-- Data section --
::::
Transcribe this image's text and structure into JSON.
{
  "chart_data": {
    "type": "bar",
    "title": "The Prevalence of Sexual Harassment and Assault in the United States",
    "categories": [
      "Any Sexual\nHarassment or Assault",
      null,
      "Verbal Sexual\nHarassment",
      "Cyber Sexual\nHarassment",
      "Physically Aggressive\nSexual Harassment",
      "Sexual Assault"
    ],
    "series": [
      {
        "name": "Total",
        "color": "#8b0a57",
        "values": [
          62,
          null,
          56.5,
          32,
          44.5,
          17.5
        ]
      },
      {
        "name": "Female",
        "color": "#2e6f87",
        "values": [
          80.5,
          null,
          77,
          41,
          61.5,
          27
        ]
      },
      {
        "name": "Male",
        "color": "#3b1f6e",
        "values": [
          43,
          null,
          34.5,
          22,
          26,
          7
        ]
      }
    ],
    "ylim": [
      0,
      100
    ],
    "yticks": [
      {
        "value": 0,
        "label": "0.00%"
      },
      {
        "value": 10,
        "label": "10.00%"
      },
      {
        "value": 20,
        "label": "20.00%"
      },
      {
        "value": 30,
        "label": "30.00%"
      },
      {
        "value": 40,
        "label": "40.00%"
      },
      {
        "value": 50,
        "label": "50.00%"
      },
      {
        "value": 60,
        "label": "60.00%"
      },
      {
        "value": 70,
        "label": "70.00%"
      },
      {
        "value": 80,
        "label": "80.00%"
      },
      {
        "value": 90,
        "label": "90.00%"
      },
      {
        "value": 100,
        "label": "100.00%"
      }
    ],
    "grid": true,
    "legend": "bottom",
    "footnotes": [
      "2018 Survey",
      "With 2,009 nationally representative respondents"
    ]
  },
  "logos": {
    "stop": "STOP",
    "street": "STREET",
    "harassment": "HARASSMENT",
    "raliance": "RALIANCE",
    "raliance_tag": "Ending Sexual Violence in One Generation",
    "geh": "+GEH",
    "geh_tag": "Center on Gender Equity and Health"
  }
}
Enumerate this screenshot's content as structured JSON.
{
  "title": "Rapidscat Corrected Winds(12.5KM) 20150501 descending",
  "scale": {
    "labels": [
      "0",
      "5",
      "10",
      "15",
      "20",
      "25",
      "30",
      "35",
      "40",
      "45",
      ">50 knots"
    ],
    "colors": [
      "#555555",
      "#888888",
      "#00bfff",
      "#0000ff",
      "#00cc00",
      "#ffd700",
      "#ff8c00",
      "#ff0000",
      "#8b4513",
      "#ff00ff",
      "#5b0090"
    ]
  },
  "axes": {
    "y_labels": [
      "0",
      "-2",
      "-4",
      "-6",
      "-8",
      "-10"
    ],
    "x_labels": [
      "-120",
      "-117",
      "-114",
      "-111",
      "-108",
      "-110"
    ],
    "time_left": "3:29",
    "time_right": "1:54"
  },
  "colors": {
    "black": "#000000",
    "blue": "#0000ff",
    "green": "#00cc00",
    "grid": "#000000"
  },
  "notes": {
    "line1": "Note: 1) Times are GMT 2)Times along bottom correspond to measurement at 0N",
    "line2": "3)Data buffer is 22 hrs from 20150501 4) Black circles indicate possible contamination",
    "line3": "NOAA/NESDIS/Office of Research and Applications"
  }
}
::::
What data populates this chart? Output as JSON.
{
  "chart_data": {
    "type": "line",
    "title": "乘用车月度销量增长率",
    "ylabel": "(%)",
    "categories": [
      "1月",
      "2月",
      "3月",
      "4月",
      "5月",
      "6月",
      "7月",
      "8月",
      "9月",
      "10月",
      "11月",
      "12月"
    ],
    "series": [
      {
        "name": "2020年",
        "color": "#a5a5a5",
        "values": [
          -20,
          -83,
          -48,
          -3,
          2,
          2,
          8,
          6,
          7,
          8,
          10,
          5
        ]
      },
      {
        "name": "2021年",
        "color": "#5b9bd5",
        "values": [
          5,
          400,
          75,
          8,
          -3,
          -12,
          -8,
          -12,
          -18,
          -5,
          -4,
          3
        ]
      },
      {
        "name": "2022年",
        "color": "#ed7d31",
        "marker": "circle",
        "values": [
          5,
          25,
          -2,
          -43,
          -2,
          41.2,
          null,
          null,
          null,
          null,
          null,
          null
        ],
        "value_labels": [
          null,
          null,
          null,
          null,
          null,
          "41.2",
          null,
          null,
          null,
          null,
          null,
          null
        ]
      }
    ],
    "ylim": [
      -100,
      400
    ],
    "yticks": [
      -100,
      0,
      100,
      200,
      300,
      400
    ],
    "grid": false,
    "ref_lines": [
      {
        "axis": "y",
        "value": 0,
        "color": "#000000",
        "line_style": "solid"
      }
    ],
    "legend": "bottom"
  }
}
::::
-- Description of the task --
Every line of the listing that holds "title" is to be counted; give only the resulting number.

-- The completed task --
3